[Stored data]
_ _ _ _ _

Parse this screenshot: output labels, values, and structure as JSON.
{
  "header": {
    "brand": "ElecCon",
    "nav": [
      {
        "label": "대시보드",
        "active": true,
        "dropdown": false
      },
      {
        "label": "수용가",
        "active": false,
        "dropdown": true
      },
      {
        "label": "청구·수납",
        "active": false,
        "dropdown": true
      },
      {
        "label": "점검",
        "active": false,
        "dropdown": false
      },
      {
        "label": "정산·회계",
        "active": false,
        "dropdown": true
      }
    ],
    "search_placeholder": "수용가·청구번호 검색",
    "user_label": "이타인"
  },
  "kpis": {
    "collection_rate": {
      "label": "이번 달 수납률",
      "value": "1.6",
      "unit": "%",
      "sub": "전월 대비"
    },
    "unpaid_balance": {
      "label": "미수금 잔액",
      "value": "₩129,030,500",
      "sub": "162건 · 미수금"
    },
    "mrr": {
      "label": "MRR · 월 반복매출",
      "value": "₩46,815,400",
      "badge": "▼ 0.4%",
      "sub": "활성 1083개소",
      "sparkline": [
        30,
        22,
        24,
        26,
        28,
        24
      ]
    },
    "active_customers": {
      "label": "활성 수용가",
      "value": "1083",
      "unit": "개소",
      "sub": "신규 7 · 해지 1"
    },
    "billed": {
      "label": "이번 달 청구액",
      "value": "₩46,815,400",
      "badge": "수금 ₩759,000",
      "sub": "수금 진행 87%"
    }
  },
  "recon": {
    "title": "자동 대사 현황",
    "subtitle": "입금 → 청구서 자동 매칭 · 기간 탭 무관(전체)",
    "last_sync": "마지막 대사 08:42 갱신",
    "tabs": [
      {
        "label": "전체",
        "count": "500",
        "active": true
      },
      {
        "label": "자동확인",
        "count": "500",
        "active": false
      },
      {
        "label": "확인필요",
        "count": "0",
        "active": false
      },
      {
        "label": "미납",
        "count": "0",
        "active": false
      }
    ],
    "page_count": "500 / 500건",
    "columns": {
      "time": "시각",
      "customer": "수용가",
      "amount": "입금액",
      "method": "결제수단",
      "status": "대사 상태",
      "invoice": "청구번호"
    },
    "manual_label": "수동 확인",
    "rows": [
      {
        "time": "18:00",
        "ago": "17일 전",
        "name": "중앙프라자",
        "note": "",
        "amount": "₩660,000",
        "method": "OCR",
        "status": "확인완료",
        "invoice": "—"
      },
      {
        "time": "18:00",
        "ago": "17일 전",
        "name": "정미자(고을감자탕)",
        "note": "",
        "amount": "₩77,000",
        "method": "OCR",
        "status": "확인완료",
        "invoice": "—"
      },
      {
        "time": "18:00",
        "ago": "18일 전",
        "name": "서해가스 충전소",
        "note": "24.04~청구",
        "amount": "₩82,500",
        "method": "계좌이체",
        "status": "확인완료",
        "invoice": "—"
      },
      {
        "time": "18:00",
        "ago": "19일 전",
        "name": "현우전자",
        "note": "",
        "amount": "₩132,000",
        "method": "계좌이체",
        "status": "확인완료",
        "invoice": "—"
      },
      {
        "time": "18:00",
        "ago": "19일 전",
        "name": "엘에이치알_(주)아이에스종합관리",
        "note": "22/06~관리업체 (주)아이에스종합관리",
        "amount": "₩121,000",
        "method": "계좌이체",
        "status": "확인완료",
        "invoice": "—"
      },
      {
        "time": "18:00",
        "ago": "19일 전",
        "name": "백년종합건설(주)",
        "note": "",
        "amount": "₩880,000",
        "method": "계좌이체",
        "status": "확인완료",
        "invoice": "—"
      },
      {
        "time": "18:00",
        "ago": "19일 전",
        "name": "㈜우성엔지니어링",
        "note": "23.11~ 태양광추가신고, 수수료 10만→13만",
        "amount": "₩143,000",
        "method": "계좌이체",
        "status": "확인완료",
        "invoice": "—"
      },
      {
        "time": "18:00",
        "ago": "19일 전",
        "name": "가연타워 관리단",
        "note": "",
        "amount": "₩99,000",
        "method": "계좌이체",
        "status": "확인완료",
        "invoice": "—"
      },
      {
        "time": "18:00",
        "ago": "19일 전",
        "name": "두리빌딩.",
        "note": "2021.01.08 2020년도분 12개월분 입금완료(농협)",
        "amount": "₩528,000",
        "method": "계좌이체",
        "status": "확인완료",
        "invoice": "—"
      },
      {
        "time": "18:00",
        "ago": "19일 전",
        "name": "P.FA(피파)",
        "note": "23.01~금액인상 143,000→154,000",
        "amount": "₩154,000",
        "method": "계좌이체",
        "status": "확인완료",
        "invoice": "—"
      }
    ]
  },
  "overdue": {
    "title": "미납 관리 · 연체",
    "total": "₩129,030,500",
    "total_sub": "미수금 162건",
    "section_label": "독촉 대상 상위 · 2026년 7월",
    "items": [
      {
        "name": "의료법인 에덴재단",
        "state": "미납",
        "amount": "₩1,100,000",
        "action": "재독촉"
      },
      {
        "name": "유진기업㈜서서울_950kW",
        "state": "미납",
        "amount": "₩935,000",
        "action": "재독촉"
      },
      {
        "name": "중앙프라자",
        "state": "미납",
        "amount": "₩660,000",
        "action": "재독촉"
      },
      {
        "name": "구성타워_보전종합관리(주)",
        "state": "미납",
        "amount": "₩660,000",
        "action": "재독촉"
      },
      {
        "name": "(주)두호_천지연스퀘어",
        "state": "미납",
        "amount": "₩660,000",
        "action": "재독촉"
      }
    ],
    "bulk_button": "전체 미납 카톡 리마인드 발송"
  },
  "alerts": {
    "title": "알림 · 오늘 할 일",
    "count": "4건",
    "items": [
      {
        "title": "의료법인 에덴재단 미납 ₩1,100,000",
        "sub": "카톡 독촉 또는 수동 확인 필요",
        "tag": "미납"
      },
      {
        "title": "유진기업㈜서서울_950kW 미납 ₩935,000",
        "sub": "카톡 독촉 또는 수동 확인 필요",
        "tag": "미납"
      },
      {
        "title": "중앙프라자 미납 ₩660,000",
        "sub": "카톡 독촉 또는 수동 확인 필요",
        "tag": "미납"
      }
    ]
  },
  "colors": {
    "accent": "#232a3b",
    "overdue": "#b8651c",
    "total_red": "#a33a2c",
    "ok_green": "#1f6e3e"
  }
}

_ _ _ _ _

Each of the records should be retyped exactly.

▶ _COMPLETE RESPONSE_:
Parse this screenshot: output labels, values, and structure as JSON.
{
  "header": {
    "brand": "ElecCon",
    "nav": [
      {
        "label": "대시보드",
        "active": true,
        "dropdown": false
      },
      {
        "label": "수용가",
        "active": false,
        "dropdown": true
      },
      {
        "label": "청구·수납",
        "active": false,
        "dropdown": true
      },
      {
        "label": "점검",
        "active": false,
        "dropdown": false
      },
      {
        "label": "정산·회계",
        "active": false,
        "dropdown": true
      }
    ],
    "search_placeholder": "수용가·청구번호 검색",
    "user_label": "이타인"
  },
  "kpis": {
    "collection_rate": {
      "label": "이번 달 수납률",
      "value": "1.6",
      "unit": "%",
      "sub": "전월 대비"
    },
    "unpaid_balance": {
      "label": "미수금 잔액",
      "value": "₩129,030,500",
      "sub": "162건 · 미수금"
    },
    "mrr": {
      "label": "MRR · 월 반복매출",
      "value": "₩46,815,400",
      "badge": "▼ 0.4%",
      "sub": "활성 1083개소",
      "sparkline": [
        30,
        22,
        24,
        26,
        28,
        24
      ]
    },
    "active_customers": {
      "label": "활성 수용가",
      "value": "1083",
      "unit": "개소",
      "sub": "신규 7 · 해지 1"
    },
    "billed": {
      "label": "이번 달 청구액",
      "value": "₩46,815,400",
      "badge": "수금 ₩759,000",
      "sub": "수금 진행 87%"
    }
  },
  "recon": {
    "title": "자동 대사 현황",
    "subtitle": "입금 → 청구서 자동 매칭 · 기간 탭 무관(전체)",
    "last_sync": "마지막 대사 08:42 갱신",
    "tabs": [
      {
        "label": "전체",
        "count": "500",
        "active": true
      },
      {
        "label": "자동확인",
        "count": "500",
        "active": false
      },
      {
        "label": "확인필요",
        "count": "0",
        "active": false
      },
      {
        "label": "미납",
        "count": "0",
        "active": false
      }
    ],
    "page_count": "500 / 500건",
    "columns": {
      "time": "시각",
      "customer": "수용가",
      "amount": "입금액",
      "method": "결제수단",
      "status": "대사 상태",
      "invoice": "청구번호"
    },
    "manual_label": "수동 확인",
    "rows": [
      {
        "time": "18:00",
        "ago": "17일 전",
        "name": "중앙프라자",
        "note": "",
        "amount": "₩660,000",
        "method": "OCR",
        "status": "확인완료",
        "invoice": "—"
      },
      {
        "time": "18:00",
        "ago": "17일 전",
        "name": "정미자(고을감자탕)",
        "note": "",
        "amount": "₩77,000",
        "method": "OCR",
        "status": "확인완료",
        "invoice": "—"
      },
      {
        "time": "18:00",
        "ago": "18일 전",
        "name": "서해가스 충전소",
        "note": "24.04~청구",
        "amount": "₩82,500",
        "method": "계좌이체",
        "status": "확인완료",
        "invoice": "—"
      },
      {
        "time": "18:00",
        "ago": "19일 전",
        "name": "현우전자",
        "note": "",
        "amount": "₩132,000",
        "method": "계좌이체",
        "status": "확인완료",
        "invoice": "—"
      },
      {
        "time": "18:00",
        "ago": "19일 전",
        "name": "엘에이치알_(주)아이에스종합관리",
        "note": "22/06~관리업체 (주)아이에스종합관리",
        "amount": "₩121,000",
        "method": "계좌이체",
        "status": "확인완료",
        "invoice": "—"
      },
      {
        "time": "18:00",
        "ago": "19일 전",
        "name": "백년종합건설(주)",
        "note": "",
        "amount": "₩880,000",
        "method": "계좌이체",
        "status": "확인완료",
        "invoice": "—"
      },
      {
        "time": "18:00",
        "ago": "19일 전",
        "name": "㈜우성엔지니어링",
        "note": "23.11~ 태양광추가신고, 수수료 10만→13만",
        "amount": "₩143,000",
        "method": "계좌이체",
        "status": "확인완료",
        "invoice": "—"
      },
      {
        "time": "18:00",
        "ago": "19일 전",
        "name": "가연타워 관리단",
        "note": "",
        "amount": "₩99,000",
        "method": "계좌이체",
        "status": "확인완료",
        "invoice": "—"
      },
      {
        "time": "18:00",
        "ago": "19일 전",
        "name": "두리빌딩.",
        "note": "2021.01.08 2020년도분 12개월분 입금완료(농협)",
        "amount": "₩528,000",
        "method": "계좌이체",
        "status": "확인완료",
        "invoice": "—"
      },
      {
        "time": "18:00",
        "ago": "19일 전",
        "name": "P.FA(피파)",
        "note": "23.01~금액인상 143,000→154,000",
        "amount": "₩154,000",
        "method": "계좌이체",
        "status": "확인완료",
        "invoice": "—"
      }
    ]
  },
  "overdue": {
    "title": "미납 관리 · 연체",
    "total": "₩129,030,500",
    "total_sub": "미수금 162건",
    "section_label": "독촉 대상 상위 · 2026년 7월",
    "items": [
      {
        "name": "의료법인 에덴재단",
        "state": "미납",
        "amount": "₩1,100,000",
        "action": "재독촉"
      },
      {
        "name": "유진기업㈜서서울_950kW",
        "state": "미납",
        "amount": "₩935,000",
        "action": "재독촉"
      },
      {
        "name": "중앙프라자",
        "state": "미납",
        "amount": "₩660,000",
        "action": "재독촉"
      },
      {
        "name": "구성타워_보전종합관리(주)",
        "state": "미납",
        "amount": "₩660,000",
        "action": "재독촉"
      },
      {
        "name": "(주)두호_천지연스퀘어",
        "state": "미납",
        "amount": "₩660,000",
        "action": "재독촉"
      }
    ],
    "bulk_button": "전체 미납 카톡 리마인드 발송"
  },
  "alerts": {
    "title": "알림 · 오늘 할 일",
    "count": "4건",
    "items": [
      {
        "title": "의료법인 에덴재단 미납 ₩1,100,000",
        "sub": "카톡 독촉 또는 수동 확인 필요",
        "tag": "미납"
      },
      {
        "title": "유진기업㈜서서울_950kW 미납 ₩935,000",
        "sub": "카톡 독촉 또는 수동 확인 필요",
        "tag": "미납"
      },
      {
        "title": "중앙프라자 미납 ₩660,000",
        "sub": "카톡 독촉 또는 수동 확인 필요",
        "tag": "미납"
      }
    ]
  },
  "colors": {
    "accent": "#232a3b",
    "overdue": "#b8651c",
    "total_red": "#a33a2c",
    "ok_green": "#1f6e3e"
  }
}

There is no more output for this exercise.